● Do this
Will you print the material below without altering a single character?

[Start of Supplied information]

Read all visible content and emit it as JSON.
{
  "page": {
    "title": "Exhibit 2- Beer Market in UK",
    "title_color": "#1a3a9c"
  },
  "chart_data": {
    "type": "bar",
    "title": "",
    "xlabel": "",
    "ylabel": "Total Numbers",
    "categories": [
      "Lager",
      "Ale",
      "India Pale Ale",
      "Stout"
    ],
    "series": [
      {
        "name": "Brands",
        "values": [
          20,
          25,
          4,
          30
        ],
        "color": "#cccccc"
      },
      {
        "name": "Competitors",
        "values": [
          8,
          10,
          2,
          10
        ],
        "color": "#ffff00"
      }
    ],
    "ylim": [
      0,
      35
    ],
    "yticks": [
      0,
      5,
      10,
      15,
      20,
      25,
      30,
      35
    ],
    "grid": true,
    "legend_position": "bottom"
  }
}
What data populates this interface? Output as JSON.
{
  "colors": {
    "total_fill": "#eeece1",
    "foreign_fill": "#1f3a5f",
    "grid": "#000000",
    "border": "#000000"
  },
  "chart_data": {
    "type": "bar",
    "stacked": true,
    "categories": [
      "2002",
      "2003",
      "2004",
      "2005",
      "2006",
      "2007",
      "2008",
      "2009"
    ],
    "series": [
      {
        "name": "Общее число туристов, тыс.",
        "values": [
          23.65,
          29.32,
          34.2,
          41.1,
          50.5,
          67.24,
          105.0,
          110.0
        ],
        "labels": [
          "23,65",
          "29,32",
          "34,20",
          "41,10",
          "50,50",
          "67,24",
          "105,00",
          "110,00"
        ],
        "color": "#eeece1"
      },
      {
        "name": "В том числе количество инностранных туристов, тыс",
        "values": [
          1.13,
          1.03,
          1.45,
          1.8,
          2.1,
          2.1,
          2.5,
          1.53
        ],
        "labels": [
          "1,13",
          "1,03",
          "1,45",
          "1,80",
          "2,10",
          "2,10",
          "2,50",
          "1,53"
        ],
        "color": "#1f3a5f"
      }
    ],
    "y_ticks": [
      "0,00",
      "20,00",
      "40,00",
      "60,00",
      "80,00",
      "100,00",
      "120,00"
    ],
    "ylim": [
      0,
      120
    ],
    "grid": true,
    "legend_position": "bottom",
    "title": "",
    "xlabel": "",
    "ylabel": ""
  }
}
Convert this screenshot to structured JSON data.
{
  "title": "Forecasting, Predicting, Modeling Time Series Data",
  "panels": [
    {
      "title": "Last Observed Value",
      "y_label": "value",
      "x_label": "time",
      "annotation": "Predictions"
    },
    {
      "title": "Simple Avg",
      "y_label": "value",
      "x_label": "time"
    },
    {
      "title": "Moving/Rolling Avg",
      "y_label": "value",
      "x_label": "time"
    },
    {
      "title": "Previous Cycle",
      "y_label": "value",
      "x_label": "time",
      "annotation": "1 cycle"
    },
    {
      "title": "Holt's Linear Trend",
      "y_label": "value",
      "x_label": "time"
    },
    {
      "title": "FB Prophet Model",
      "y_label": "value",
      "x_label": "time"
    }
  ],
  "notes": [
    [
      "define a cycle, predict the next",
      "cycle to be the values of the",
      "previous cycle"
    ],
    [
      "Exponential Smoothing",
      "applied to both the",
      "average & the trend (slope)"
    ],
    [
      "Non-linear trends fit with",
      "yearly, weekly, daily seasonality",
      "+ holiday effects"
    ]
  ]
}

[End of Supplied information]

● Correct answer
Read all visible content and emit it as JSON.
{
  "page": {
    "title": "Exhibit 2- Beer Market in UK",
    "title_color": "#1a3a9c"
  },
  "chart_data": {
    "type": "bar",
    "title": "",
    "xlabel": "",
    "ylabel": "Total Numbers",
    "categories": [
      "Lager",
      "Ale",
      "India Pale Ale",
      "Stout"
    ],
    "series": [
      {
        "name": "Brands",
        "values": [
          20,
          25,
          4,
          30
        ],
        "color": "#cccccc"
      },
      {
        "name": "Competitors",
        "values": [
          8,
          10,
          2,
          10
        ],
        "color": "#ffff00"
      }
    ],
    "ylim": [
      0,
      35
    ],
    "yticks": [
      0,
      5,
      10,
      15,
      20,
      25,
      30,
      35
    ],
    "grid": true,
    "legend_position": "bottom"
  }
}
What data populates this interface? Output as JSON.
{
  "colors": {
    "total_fill": "#eeece1",
    "foreign_fill": "#1f3a5f",
    "grid": "#000000",
    "border": "#000000"
  },
  "chart_data": {
    "type": "bar",
    "stacked": true,
    "categories": [
      "2002",
      "2003",
      "2004",
      "2005",
      "2006",
      "2007",
      "2008",
      "2009"
    ],
    "series": [
      {
        "name": "Общее число туристов, тыс.",
        "values": [
          23.65,
          29.32,
          34.2,
          41.1,
          50.5,
          67.24,
          105.0,
          110.0
        ],
        "labels": [
          "23,65",
          "29,32",
          "34,20",
          "41,10",
          "50,50",
          "67,24",
          "105,00",
          "110,00"
        ],
        "color": "#eeece1"
      },
      {
        "name": "В том числе количество инностранных туристов, тыс",
        "values": [
          1.13,
          1.03,
          1.45,
          1.8,
          2.1,
          2.1,
          2.5,
          1.53
        ],
        "labels": [
          "1,13",
          "1,03",
          "1,45",
          "1,80",
          "2,10",
          "2,10",
          "2,50",
          "1,53"
        ],
        "color": "#1f3a5f"
      }
    ],
    "y_ticks": [
      "0,00",
      "20,00",
      "40,00",
      "60,00",
      "80,00",
      "100,00",
      "120,00"
    ],
    "ylim": [
      0,
      120
    ],
    "grid": true,
    "legend_position": "bottom",
    "title": "",
    "xlabel": "",
    "ylabel": ""
  }
}
Convert this screenshot to structured JSON data.
{
  "title": "Forecasting, Predicting, Modeling Time Series Data",
  "panels": [
    {
      "title": "Last Observed Value",
      "y_label": "value",
      "x_label": "time",
      "annotation": "Predictions"
    },
    {
      "title": "Simple Avg",
      "y_label": "value",
      "x_label": "time"
    },
    {
      "title": "Moving/Rolling Avg",
      "y_label": "value",
      "x_label": "time"
    },
    {
      "title": "Previous Cycle",
      "y_label": "value",
      "x_label": "time",
      "annotation": "1 cycle"
    },
    {
      "title": "Holt's Linear Trend",
      "y_label": "value",
      "x_label": "time"
    },
    {
      "title": "FB Prophet Model",
      "y_label": "value",
      "x_label": "time"
    }
  ],
  "notes": [
    [
      "define a cycle, predict the next",
      "cycle to be the values of the",
      "previous cycle"
    ],
    [
      "Exponential Smoothing",
      "applied to both the",
      "average & the trend (slope)"
    ],
    [
      "Non-linear trends fit with",
      "yearly, weekly, daily seasonality",
      "+ holiday effects"
    ]
  ]
}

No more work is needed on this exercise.